_Exercise_
In the material below, list every line carrying the string "outils".

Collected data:
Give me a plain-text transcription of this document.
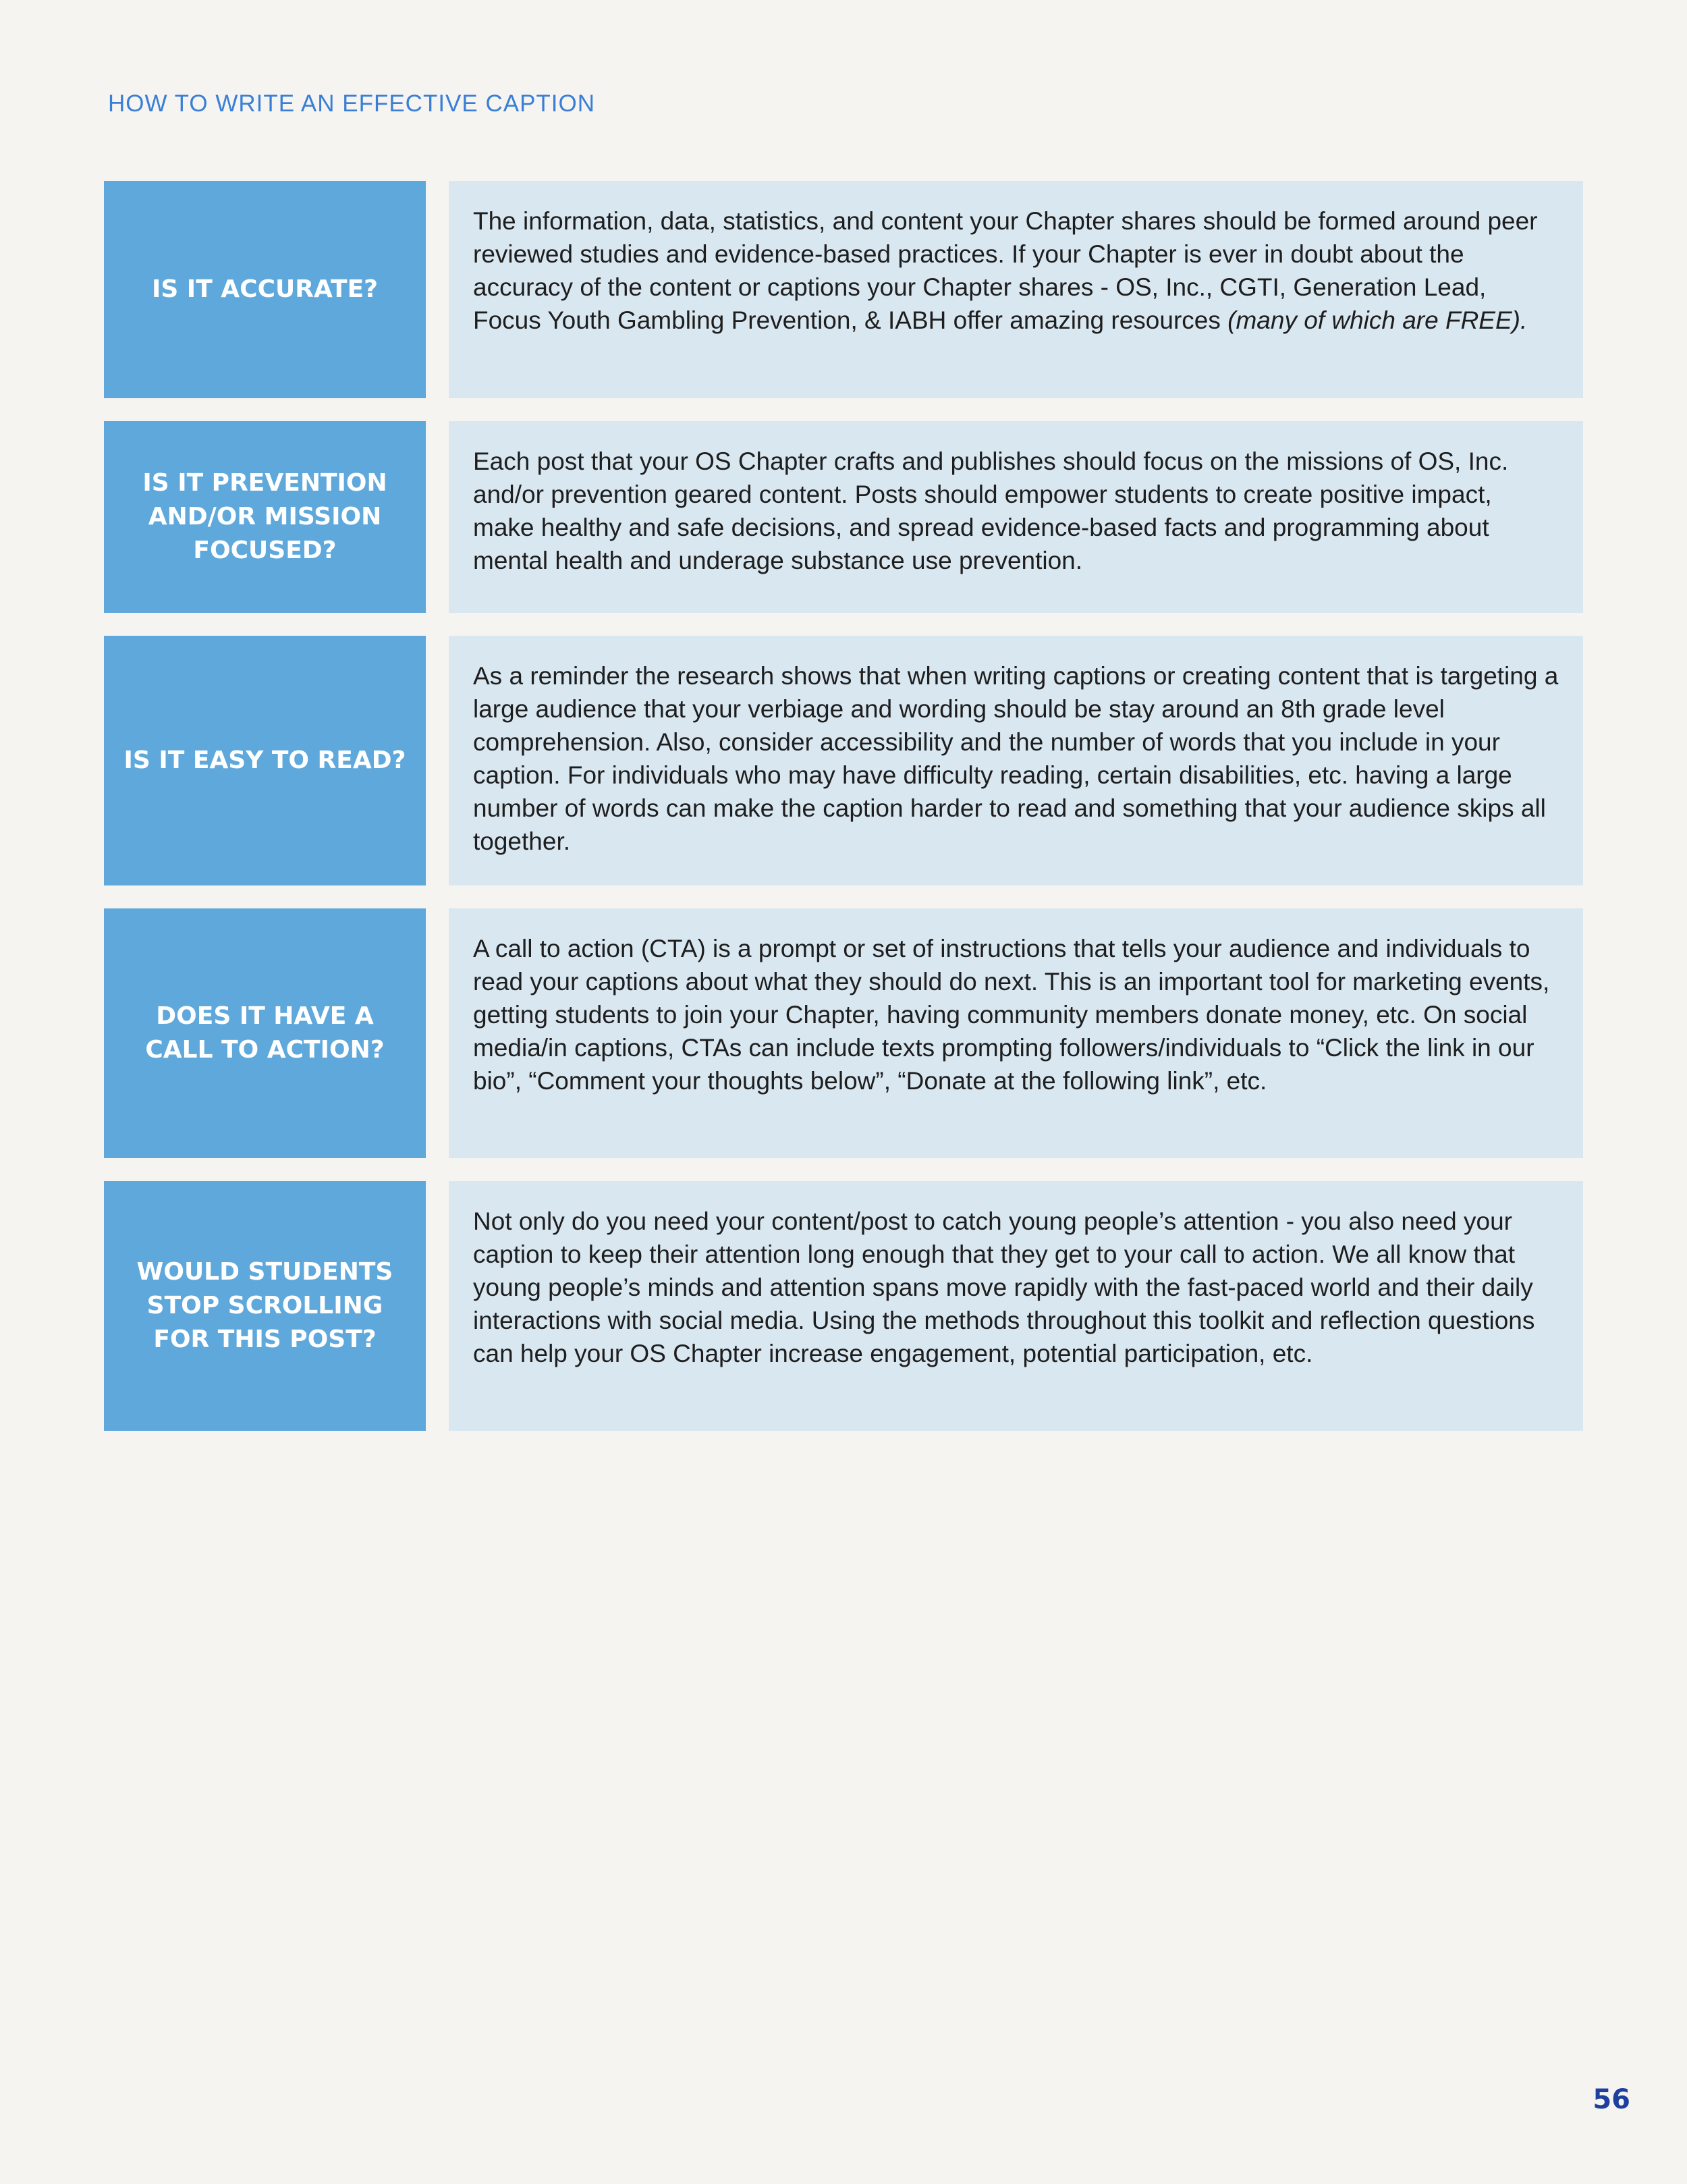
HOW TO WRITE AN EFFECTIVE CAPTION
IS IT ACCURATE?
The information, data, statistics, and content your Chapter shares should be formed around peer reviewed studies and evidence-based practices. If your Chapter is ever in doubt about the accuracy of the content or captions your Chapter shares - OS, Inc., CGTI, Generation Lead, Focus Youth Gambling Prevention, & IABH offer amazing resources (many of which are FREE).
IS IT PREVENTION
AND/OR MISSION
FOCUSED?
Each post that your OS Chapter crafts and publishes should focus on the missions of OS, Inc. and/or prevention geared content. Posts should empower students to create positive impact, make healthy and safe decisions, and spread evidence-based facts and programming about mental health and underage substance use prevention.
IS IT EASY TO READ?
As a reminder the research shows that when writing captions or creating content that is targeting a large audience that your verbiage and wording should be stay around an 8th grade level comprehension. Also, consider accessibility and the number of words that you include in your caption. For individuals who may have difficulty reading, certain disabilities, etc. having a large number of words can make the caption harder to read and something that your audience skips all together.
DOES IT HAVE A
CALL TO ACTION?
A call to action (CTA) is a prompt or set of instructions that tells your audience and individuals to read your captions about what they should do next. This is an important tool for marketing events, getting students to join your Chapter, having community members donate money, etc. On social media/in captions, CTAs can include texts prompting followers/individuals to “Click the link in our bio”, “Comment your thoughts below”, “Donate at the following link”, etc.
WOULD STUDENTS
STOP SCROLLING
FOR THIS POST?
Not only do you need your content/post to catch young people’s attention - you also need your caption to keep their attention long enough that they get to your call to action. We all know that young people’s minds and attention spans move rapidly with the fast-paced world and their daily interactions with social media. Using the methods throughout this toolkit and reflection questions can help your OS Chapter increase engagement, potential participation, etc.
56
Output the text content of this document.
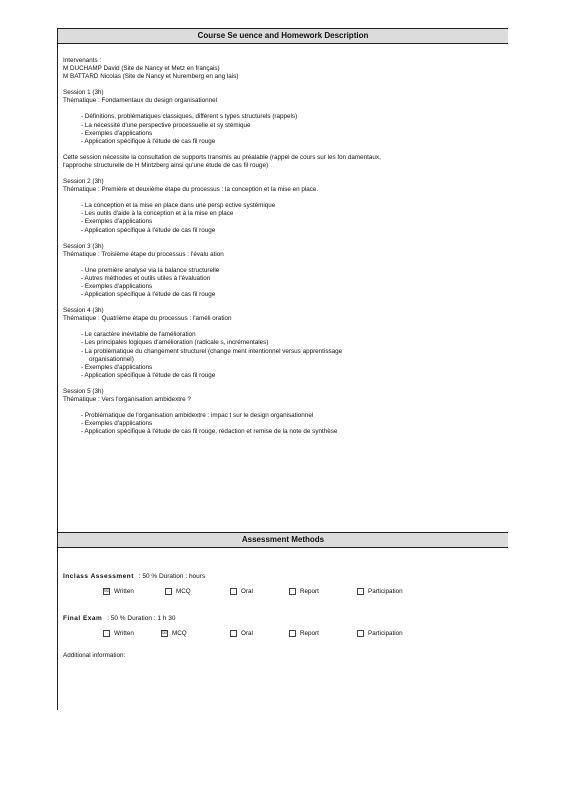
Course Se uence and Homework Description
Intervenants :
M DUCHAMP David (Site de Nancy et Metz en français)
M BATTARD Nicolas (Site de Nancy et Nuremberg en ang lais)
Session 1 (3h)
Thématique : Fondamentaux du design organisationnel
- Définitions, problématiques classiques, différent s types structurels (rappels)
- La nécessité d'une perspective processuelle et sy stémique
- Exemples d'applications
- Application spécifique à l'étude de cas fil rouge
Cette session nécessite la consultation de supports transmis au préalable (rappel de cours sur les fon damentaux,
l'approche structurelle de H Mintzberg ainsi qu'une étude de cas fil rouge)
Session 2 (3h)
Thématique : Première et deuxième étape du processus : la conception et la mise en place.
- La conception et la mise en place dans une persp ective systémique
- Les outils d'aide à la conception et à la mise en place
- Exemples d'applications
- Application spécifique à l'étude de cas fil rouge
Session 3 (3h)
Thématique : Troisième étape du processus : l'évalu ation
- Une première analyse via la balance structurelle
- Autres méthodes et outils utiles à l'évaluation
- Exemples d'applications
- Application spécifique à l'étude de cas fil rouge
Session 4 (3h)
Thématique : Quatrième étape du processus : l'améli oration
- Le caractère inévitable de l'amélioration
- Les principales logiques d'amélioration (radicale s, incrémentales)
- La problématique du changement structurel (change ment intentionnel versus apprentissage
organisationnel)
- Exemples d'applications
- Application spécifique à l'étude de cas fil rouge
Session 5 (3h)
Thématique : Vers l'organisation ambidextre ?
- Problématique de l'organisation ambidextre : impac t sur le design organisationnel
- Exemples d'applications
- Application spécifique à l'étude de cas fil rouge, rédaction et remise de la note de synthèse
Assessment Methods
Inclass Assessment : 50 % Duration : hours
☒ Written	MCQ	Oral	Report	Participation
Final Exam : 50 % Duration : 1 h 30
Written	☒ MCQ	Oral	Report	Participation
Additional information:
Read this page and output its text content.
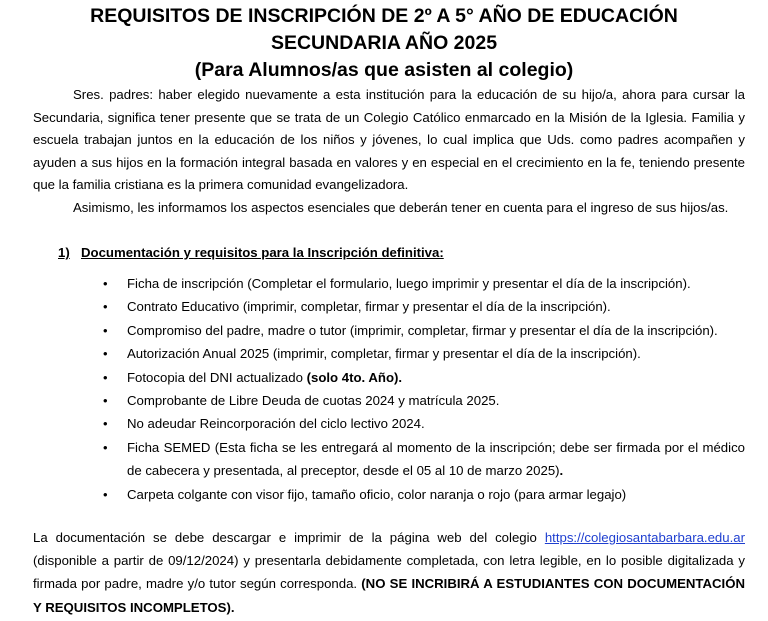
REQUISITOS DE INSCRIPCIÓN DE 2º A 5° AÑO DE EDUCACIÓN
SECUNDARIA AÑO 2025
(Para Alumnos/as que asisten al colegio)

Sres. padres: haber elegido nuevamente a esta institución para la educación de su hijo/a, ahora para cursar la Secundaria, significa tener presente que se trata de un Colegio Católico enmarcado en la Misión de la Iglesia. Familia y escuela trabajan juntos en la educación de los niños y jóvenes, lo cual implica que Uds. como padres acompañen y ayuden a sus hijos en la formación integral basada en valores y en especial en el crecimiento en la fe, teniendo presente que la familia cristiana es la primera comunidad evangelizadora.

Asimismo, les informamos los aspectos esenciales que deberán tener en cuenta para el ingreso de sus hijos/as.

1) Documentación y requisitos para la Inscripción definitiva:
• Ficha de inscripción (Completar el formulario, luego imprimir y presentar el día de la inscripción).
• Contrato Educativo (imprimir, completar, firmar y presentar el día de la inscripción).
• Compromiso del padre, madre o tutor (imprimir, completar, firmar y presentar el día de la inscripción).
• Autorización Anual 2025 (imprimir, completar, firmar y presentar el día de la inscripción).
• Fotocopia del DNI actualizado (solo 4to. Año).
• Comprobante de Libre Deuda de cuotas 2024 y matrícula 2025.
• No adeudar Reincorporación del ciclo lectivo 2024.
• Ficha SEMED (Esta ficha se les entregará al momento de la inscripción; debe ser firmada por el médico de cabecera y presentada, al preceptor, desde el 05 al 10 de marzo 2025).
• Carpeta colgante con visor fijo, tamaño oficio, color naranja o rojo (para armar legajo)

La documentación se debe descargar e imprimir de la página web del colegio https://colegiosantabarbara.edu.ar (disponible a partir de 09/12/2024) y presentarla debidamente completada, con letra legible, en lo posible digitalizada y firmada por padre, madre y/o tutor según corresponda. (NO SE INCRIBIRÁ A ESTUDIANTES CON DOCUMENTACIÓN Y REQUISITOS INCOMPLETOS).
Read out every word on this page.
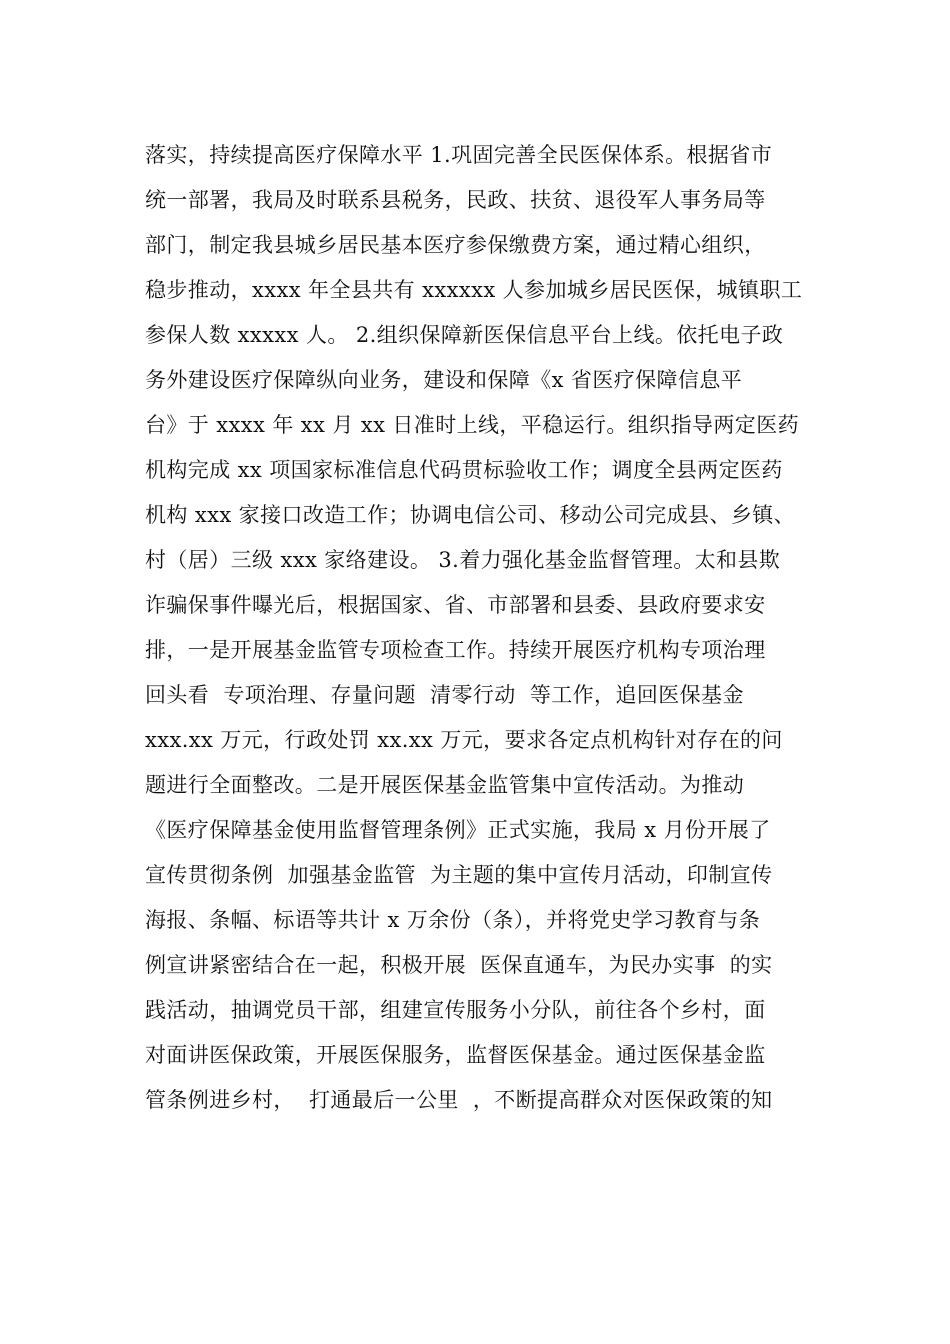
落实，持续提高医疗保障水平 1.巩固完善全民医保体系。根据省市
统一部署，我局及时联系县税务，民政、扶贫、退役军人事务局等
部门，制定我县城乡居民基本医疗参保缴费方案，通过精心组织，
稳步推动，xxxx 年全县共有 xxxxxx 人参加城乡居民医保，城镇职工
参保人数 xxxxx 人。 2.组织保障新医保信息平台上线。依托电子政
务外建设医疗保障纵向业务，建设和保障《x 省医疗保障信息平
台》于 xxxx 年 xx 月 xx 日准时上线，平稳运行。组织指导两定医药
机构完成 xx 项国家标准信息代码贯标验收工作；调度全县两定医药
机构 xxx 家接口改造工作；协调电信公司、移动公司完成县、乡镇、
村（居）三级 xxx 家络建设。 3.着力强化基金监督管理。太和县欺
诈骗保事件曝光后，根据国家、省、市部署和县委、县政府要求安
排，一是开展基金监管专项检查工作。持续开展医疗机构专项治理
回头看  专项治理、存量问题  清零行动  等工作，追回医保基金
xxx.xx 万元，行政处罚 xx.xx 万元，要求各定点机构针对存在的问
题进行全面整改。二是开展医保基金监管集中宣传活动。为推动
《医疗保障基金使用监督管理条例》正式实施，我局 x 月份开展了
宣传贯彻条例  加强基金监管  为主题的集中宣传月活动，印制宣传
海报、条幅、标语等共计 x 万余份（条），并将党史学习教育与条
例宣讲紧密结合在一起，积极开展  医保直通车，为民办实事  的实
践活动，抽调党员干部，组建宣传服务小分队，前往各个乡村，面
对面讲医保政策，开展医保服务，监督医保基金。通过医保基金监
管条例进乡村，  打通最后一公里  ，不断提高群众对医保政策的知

_Complete answer_
- Les outils d'aide à la conception et à la mise en place
- Autres méthodes et outils utiles à l'évaluation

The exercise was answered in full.